• _Requirement_
Write out each line exactly as given. Leave the pictures out of your copy.
---
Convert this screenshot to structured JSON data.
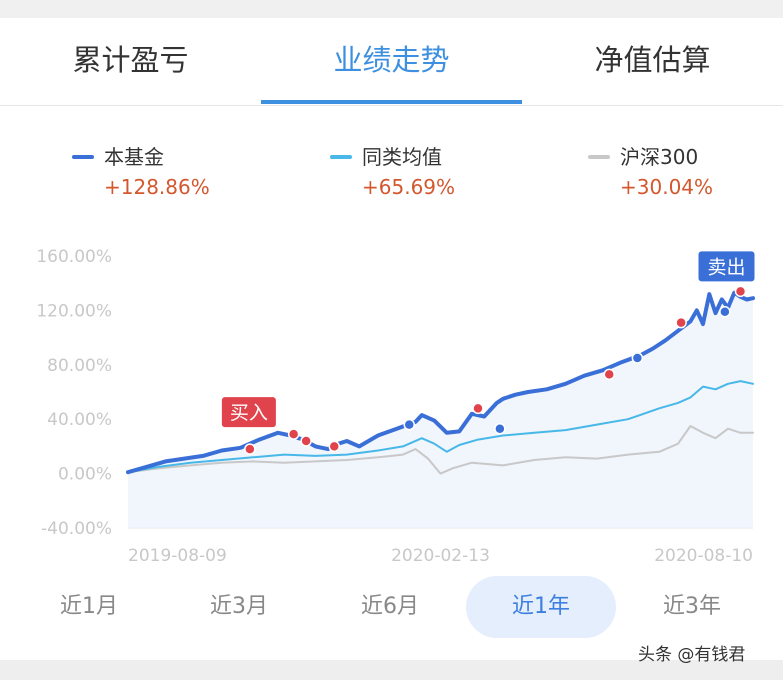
{
  "tabs": [
    {
      "label": "累计盈亏",
      "active": false
    },
    {
      "label": "业绩走势",
      "active": true
    },
    {
      "label": "净值估算",
      "active": false
    }
  ],
  "legend": [
    {
      "name": "本基金",
      "value": "+128.86%",
      "color": "#3a6fd8"
    },
    {
      "name": "同类均值",
      "value": "+65.69%",
      "color": "#47b8e8"
    },
    {
      "name": "沪深300",
      "value": "+30.04%",
      "color": "#c8c8c8"
    }
  ],
  "chart_data": {
    "type": "line",
    "x_ticks": [
      "2019-08-09",
      "2020-02-13",
      "2020-08-10"
    ],
    "y_ticks": [
      "160.00%",
      "120.00%",
      "80.00%",
      "40.00%",
      "0.00%",
      "-40.00%"
    ],
    "ylim": [
      -40,
      160
    ],
    "x_range": [
      0,
      1
    ],
    "series": [
      {
        "name": "本基金",
        "color": "#3a6fd8",
        "x": [
          0,
          0.03,
          0.06,
          0.09,
          0.12,
          0.15,
          0.18,
          0.21,
          0.24,
          0.26,
          0.28,
          0.3,
          0.32,
          0.33,
          0.35,
          0.37,
          0.4,
          0.43,
          0.46,
          0.47,
          0.49,
          0.51,
          0.53,
          0.55,
          0.57,
          0.59,
          0.6,
          0.62,
          0.64,
          0.67,
          0.7,
          0.73,
          0.76,
          0.79,
          0.82,
          0.84,
          0.86,
          0.88,
          0.9,
          0.91,
          0.92,
          0.93,
          0.94,
          0.95,
          0.96,
          0.97,
          0.98,
          0.99,
          1.0
        ],
        "y": [
          1,
          5,
          9,
          11,
          13,
          17,
          19,
          25,
          30,
          28,
          25,
          20,
          18,
          21,
          24,
          20,
          28,
          33,
          38,
          43,
          39,
          30,
          31,
          44,
          42,
          52,
          55,
          58,
          60,
          62,
          66,
          72,
          76,
          82,
          87,
          92,
          98,
          105,
          112,
          120,
          110,
          132,
          118,
          128,
          122,
          133,
          130,
          128,
          129
        ]
      },
      {
        "name": "同类均值",
        "color": "#47b8e8",
        "x": [
          0,
          0.05,
          0.1,
          0.15,
          0.2,
          0.25,
          0.3,
          0.35,
          0.4,
          0.44,
          0.47,
          0.49,
          0.51,
          0.53,
          0.56,
          0.6,
          0.65,
          0.7,
          0.75,
          0.8,
          0.85,
          0.88,
          0.9,
          0.92,
          0.94,
          0.96,
          0.98,
          1.0
        ],
        "y": [
          1,
          5,
          8,
          10,
          12,
          14,
          13,
          14,
          17,
          20,
          26,
          22,
          16,
          21,
          25,
          28,
          30,
          32,
          36,
          40,
          48,
          52,
          56,
          64,
          62,
          66,
          68,
          66
        ]
      },
      {
        "name": "沪深300",
        "color": "#c8c8c8",
        "x": [
          0,
          0.05,
          0.1,
          0.15,
          0.2,
          0.25,
          0.3,
          0.35,
          0.4,
          0.44,
          0.46,
          0.48,
          0.5,
          0.52,
          0.55,
          0.6,
          0.65,
          0.7,
          0.75,
          0.8,
          0.85,
          0.88,
          0.9,
          0.92,
          0.94,
          0.96,
          0.98,
          1.0
        ],
        "y": [
          1,
          4,
          6,
          8,
          9,
          8,
          9,
          10,
          12,
          14,
          18,
          11,
          0,
          4,
          8,
          6,
          10,
          12,
          11,
          14,
          16,
          22,
          35,
          30,
          26,
          33,
          30,
          30
        ]
      }
    ],
    "buy_points": [
      [
        0.195,
        18
      ],
      [
        0.265,
        29
      ],
      [
        0.285,
        24
      ],
      [
        0.33,
        20
      ],
      [
        0.56,
        48
      ],
      [
        0.77,
        73
      ],
      [
        0.885,
        111
      ],
      [
        0.98,
        134
      ]
    ],
    "sell_points": [
      [
        0.45,
        36
      ],
      [
        0.595,
        33
      ],
      [
        0.815,
        85
      ],
      [
        0.955,
        119
      ]
    ],
    "annotations": {
      "buy": "买入",
      "sell": "卖出"
    }
  },
  "periods": [
    {
      "label": "近1月",
      "active": false
    },
    {
      "label": "近3月",
      "active": false
    },
    {
      "label": "近6月",
      "active": false
    },
    {
      "label": "近1年",
      "active": true
    },
    {
      "label": "近3年",
      "active": false
    }
  ],
  "watermark": "头条 @有钱君"
}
---
• _Answer to the problem_
Convert this screenshot to structured JSON data.
{
  "tabs": [
    {
      "label": "累计盈亏",
      "active": false
    },
    {
      "label": "业绩走势",
      "active": true
    },
    {
      "label": "净值估算",
      "active": false
    }
  ],
  "legend": [
    {
      "name": "本基金",
      "value": "+128.86%",
      "color": "#3a6fd8"
    },
    {
      "name": "同类均值",
      "value": "+65.69%",
      "color": "#47b8e8"
    },
    {
      "name": "沪深300",
      "value": "+30.04%",
      "color": "#c8c8c8"
    }
  ],
  "chart_data": {
    "type": "line",
    "x_ticks": [
      "2019-08-09",
      "2020-02-13",
      "2020-08-10"
    ],
    "y_ticks": [
      "160.00%",
      "120.00%",
      "80.00%",
      "40.00%",
      "0.00%",
      "-40.00%"
    ],
    "ylim": [
      -40,
      160
    ],
    "x_range": [
      0,
      1
    ],
    "series": [
      {
        "name": "本基金",
        "color": "#3a6fd8",
        "x": [
          0,
          0.03,
          0.06,
          0.09,
          0.12,
          0.15,
          0.18,
          0.21,
          0.24,
          0.26,
          0.28,
          0.3,
          0.32,
          0.33,
          0.35,
          0.37,
          0.4,
          0.43,
          0.46,
          0.47,
          0.49,
          0.51,
          0.53,
          0.55,
          0.57,
          0.59,
          0.6,
          0.62,
          0.64,
          0.67,
          0.7,
          0.73,
          0.76,
          0.79,
          0.82,
          0.84,
          0.86,
          0.88,
          0.9,
          0.91,
          0.92,
          0.93,
          0.94,
          0.95,
          0.96,
          0.97,
          0.98,
          0.99,
          1.0
        ],
        "y": [
          1,
          5,
          9,
          11,
          13,
          17,
          19,
          25,
          30,
          28,
          25,
          20,
          18,
          21,
          24,
          20,
          28,
          33,
          38,
          43,
          39,
          30,
          31,
          44,
          42,
          52,
          55,
          58,
          60,
          62,
          66,
          72,
          76,
          82,
          87,
          92,
          98,
          105,
          112,
          120,
          110,
          132,
          118,
          128,
          122,
          133,
          130,
          128,
          129
        ]
      },
      {
        "name": "同类均值",
        "color": "#47b8e8",
        "x": [
          0,
          0.05,
          0.1,
          0.15,
          0.2,
          0.25,
          0.3,
          0.35,
          0.4,
          0.44,
          0.47,
          0.49,
          0.51,
          0.53,
          0.56,
          0.6,
          0.65,
          0.7,
          0.75,
          0.8,
          0.85,
          0.88,
          0.9,
          0.92,
          0.94,
          0.96,
          0.98,
          1.0
        ],
        "y": [
          1,
          5,
          8,
          10,
          12,
          14,
          13,
          14,
          17,
          20,
          26,
          22,
          16,
          21,
          25,
          28,
          30,
          32,
          36,
          40,
          48,
          52,
          56,
          64,
          62,
          66,
          68,
          66
        ]
      },
      {
        "name": "沪深300",
        "color": "#c8c8c8",
        "x": [
          0,
          0.05,
          0.1,
          0.15,
          0.2,
          0.25,
          0.3,
          0.35,
          0.4,
          0.44,
          0.46,
          0.48,
          0.5,
          0.52,
          0.55,
          0.6,
          0.65,
          0.7,
          0.75,
          0.8,
          0.85,
          0.88,
          0.9,
          0.92,
          0.94,
          0.96,
          0.98,
          1.0
        ],
        "y": [
          1,
          4,
          6,
          8,
          9,
          8,
          9,
          10,
          12,
          14,
          18,
          11,
          0,
          4,
          8,
          6,
          10,
          12,
          11,
          14,
          16,
          22,
          35,
          30,
          26,
          33,
          30,
          30
        ]
      }
    ],
    "buy_points": [
      [
        0.195,
        18
      ],
      [
        0.265,
        29
      ],
      [
        0.285,
        24
      ],
      [
        0.33,
        20
      ],
      [
        0.56,
        48
      ],
      [
        0.77,
        73
      ],
      [
        0.885,
        111
      ],
      [
        0.98,
        134
      ]
    ],
    "sell_points": [
      [
        0.45,
        36
      ],
      [
        0.595,
        33
      ],
      [
        0.815,
        85
      ],
      [
        0.955,
        119
      ]
    ],
    "annotations": {
      "buy": "买入",
      "sell": "卖出"
    }
  },
  "periods": [
    {
      "label": "近1月",
      "active": false
    },
    {
      "label": "近3月",
      "active": false
    },
    {
      "label": "近6月",
      "active": false
    },
    {
      "label": "近1年",
      "active": true
    },
    {
      "label": "近3年",
      "active": false
    }
  ],
  "watermark": "头条 @有钱君"
}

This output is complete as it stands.